▶ **Task requirements**: In this exercise, reproduce all the entries that follow exactly.

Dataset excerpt
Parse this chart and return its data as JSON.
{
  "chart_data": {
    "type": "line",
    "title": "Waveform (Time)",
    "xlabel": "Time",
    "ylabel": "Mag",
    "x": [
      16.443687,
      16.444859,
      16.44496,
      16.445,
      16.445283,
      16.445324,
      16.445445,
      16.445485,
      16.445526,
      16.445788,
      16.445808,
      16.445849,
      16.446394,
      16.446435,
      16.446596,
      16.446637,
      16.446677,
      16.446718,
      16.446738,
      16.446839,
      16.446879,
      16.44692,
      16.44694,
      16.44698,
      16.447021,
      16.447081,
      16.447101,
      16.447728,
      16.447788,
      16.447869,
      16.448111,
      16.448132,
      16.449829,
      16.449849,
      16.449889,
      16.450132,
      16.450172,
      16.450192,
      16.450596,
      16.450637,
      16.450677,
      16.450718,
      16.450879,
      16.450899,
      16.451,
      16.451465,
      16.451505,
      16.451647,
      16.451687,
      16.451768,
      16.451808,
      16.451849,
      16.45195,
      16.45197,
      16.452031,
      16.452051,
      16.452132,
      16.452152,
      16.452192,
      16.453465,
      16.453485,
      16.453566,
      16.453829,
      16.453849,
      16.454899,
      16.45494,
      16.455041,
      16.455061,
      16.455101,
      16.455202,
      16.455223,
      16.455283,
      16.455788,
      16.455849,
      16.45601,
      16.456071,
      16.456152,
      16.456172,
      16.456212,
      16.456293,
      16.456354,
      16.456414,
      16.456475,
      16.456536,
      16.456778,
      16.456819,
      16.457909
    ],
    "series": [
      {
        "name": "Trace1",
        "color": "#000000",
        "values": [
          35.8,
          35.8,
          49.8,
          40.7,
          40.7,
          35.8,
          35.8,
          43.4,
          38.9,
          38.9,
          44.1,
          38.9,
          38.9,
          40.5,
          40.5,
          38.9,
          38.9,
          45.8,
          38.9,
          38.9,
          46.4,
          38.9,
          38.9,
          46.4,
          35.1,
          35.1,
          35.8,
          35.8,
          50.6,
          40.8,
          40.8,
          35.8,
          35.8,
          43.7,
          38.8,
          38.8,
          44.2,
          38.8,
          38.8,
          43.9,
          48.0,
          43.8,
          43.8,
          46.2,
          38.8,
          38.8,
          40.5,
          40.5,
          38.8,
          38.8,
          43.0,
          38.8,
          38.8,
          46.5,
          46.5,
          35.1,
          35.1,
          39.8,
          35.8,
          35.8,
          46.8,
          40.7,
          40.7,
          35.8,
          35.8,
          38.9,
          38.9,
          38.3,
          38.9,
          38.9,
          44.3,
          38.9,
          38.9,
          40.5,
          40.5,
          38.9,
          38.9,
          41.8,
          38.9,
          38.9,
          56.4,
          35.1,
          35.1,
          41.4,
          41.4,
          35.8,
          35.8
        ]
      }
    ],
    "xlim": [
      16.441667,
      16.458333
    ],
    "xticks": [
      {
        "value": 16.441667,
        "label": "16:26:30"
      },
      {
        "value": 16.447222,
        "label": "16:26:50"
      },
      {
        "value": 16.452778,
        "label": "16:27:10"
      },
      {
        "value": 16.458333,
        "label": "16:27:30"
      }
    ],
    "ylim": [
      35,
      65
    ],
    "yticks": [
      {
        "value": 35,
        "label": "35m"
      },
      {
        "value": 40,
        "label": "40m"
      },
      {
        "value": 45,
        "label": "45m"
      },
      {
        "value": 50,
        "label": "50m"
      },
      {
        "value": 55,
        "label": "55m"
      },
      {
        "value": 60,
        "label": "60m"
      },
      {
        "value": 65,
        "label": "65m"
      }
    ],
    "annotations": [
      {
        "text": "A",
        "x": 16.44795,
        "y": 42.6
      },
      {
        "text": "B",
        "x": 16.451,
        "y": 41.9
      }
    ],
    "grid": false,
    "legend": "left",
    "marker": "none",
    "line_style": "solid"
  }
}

▶ **Final answer**:
Parse this chart and return its data as JSON.
{
  "chart_data": {
    "type": "line",
    "title": "Waveform (Time)",
    "xlabel": "Time",
    "ylabel": "Mag",
    "x": [
      16.443687,
      16.444859,
      16.44496,
      16.445,
      16.445283,
      16.445324,
      16.445445,
      16.445485,
      16.445526,
      16.445788,
      16.445808,
      16.445849,
      16.446394,
      16.446435,
      16.446596,
      16.446637,
      16.446677,
      16.446718,
      16.446738,
      16.446839,
      16.446879,
      16.44692,
      16.44694,
      16.44698,
      16.447021,
      16.447081,
      16.447101,
      16.447728,
      16.447788,
      16.447869,
      16.448111,
      16.448132,
      16.449829,
      16.449849,
      16.449889,
      16.450132,
      16.450172,
      16.450192,
      16.450596,
      16.450637,
      16.450677,
      16.450718,
      16.450879,
      16.450899,
      16.451,
      16.451465,
      16.451505,
      16.451647,
      16.451687,
      16.451768,
      16.451808,
      16.451849,
      16.45195,
      16.45197,
      16.452031,
      16.452051,
      16.452132,
      16.452152,
      16.452192,
      16.453465,
      16.453485,
      16.453566,
      16.453829,
      16.453849,
      16.454899,
      16.45494,
      16.455041,
      16.455061,
      16.455101,
      16.455202,
      16.455223,
      16.455283,
      16.455788,
      16.455849,
      16.45601,
      16.456071,
      16.456152,
      16.456172,
      16.456212,
      16.456293,
      16.456354,
      16.456414,
      16.456475,
      16.456536,
      16.456778,
      16.456819,
      16.457909
    ],
    "series": [
      {
        "name": "Trace1",
        "color": "#000000",
        "values": [
          35.8,
          35.8,
          49.8,
          40.7,
          40.7,
          35.8,
          35.8,
          43.4,
          38.9,
          38.9,
          44.1,
          38.9,
          38.9,
          40.5,
          40.5,
          38.9,
          38.9,
          45.8,
          38.9,
          38.9,
          46.4,
          38.9,
          38.9,
          46.4,
          35.1,
          35.1,
          35.8,
          35.8,
          50.6,
          40.8,
          40.8,
          35.8,
          35.8,
          43.7,
          38.8,
          38.8,
          44.2,
          38.8,
          38.8,
          43.9,
          48.0,
          43.8,
          43.8,
          46.2,
          38.8,
          38.8,
          40.5,
          40.5,
          38.8,
          38.8,
          43.0,
          38.8,
          38.8,
          46.5,
          46.5,
          35.1,
          35.1,
          39.8,
          35.8,
          35.8,
          46.8,
          40.7,
          40.7,
          35.8,
          35.8,
          38.9,
          38.9,
          38.3,
          38.9,
          38.9,
          44.3,
          38.9,
          38.9,
          40.5,
          40.5,
          38.9,
          38.9,
          41.8,
          38.9,
          38.9,
          56.4,
          35.1,
          35.1,
          41.4,
          41.4,
          35.8,
          35.8
        ]
      }
    ],
    "xlim": [
      16.441667,
      16.458333
    ],
    "xticks": [
      {
        "value": 16.441667,
        "label": "16:26:30"
      },
      {
        "value": 16.447222,
        "label": "16:26:50"
      },
      {
        "value": 16.452778,
        "label": "16:27:10"
      },
      {
        "value": 16.458333,
        "label": "16:27:30"
      }
    ],
    "ylim": [
      35,
      65
    ],
    "yticks": [
      {
        "value": 35,
        "label": "35m"
      },
      {
        "value": 40,
        "label": "40m"
      },
      {
        "value": 45,
        "label": "45m"
      },
      {
        "value": 50,
        "label": "50m"
      },
      {
        "value": 55,
        "label": "55m"
      },
      {
        "value": 60,
        "label": "60m"
      },
      {
        "value": 65,
        "label": "65m"
      }
    ],
    "annotations": [
      {
        "text": "A",
        "x": 16.44795,
        "y": 42.6
      },
      {
        "text": "B",
        "x": 16.451,
        "y": 41.9
      }
    ],
    "grid": false,
    "legend": "left",
    "marker": "none",
    "line_style": "solid"
  }
}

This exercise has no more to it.